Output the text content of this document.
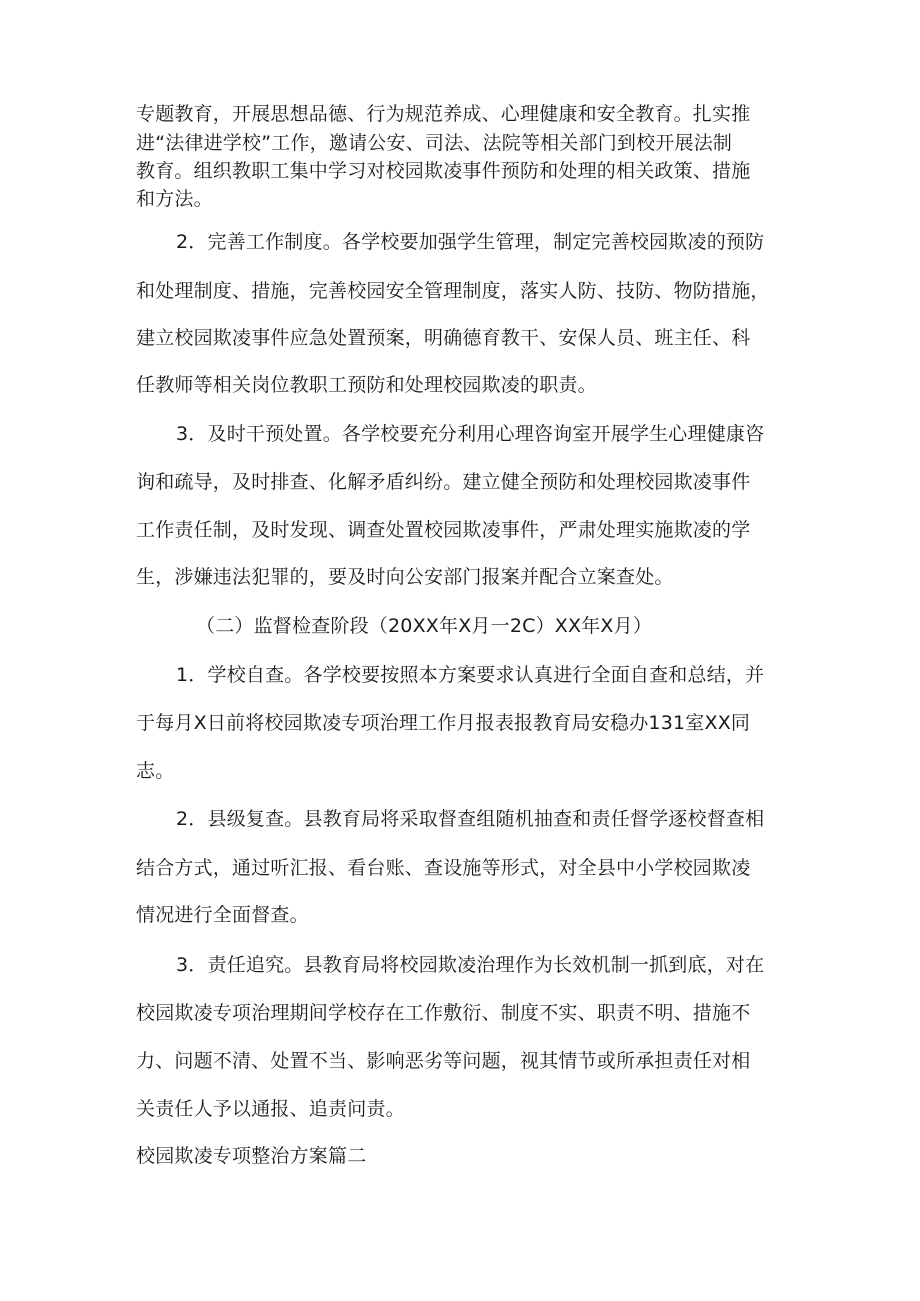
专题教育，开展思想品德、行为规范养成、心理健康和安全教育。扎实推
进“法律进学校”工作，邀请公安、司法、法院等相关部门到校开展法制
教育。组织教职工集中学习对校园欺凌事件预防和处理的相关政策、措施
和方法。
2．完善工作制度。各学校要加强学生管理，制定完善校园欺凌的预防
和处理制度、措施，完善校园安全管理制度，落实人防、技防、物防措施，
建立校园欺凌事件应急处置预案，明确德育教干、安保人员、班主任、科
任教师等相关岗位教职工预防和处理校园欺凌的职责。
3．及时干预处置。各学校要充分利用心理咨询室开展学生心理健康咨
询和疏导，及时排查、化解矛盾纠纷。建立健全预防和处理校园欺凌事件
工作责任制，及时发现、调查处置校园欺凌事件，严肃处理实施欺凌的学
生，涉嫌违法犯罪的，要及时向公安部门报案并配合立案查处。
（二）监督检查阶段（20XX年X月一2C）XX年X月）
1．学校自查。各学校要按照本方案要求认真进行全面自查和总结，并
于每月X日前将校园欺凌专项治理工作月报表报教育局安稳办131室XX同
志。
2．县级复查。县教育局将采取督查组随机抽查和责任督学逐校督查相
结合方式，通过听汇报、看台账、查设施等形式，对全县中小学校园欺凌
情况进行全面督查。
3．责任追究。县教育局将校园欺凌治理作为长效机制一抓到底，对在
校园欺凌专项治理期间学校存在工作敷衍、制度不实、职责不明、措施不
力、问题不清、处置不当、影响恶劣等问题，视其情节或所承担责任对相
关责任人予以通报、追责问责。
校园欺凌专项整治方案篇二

━━━

## [Directions]
Reproduce the entries above exactly. Do not include the images.

## [Task result]
Output the text content of this document.
专题教育，开展思想品德、行为规范养成、心理健康和安全教育。扎实推
进“法律进学校”工作，邀请公安、司法、法院等相关部门到校开展法制
教育。组织教职工集中学习对校园欺凌事件预防和处理的相关政策、措施
和方法。
2．完善工作制度。各学校要加强学生管理，制定完善校园欺凌的预防
和处理制度、措施，完善校园安全管理制度，落实人防、技防、物防措施，
建立校园欺凌事件应急处置预案，明确德育教干、安保人员、班主任、科
任教师等相关岗位教职工预防和处理校园欺凌的职责。
3．及时干预处置。各学校要充分利用心理咨询室开展学生心理健康咨
询和疏导，及时排查、化解矛盾纠纷。建立健全预防和处理校园欺凌事件
工作责任制，及时发现、调查处置校园欺凌事件，严肃处理实施欺凌的学
生，涉嫌违法犯罪的，要及时向公安部门报案并配合立案查处。
（二）监督检查阶段（20XX年X月一2C）XX年X月）
1．学校自查。各学校要按照本方案要求认真进行全面自查和总结，并
于每月X日前将校园欺凌专项治理工作月报表报教育局安稳办131室XX同
志。
2．县级复查。县教育局将采取督查组随机抽查和责任督学逐校督查相
结合方式，通过听汇报、看台账、查设施等形式，对全县中小学校园欺凌
情况进行全面督查。
3．责任追究。县教育局将校园欺凌治理作为长效机制一抓到底，对在
校园欺凌专项治理期间学校存在工作敷衍、制度不实、职责不明、措施不
力、问题不清、处置不当、影响恶劣等问题，视其情节或所承担责任对相
关责任人予以通报、追责问责。
校园欺凌专项整治方案篇二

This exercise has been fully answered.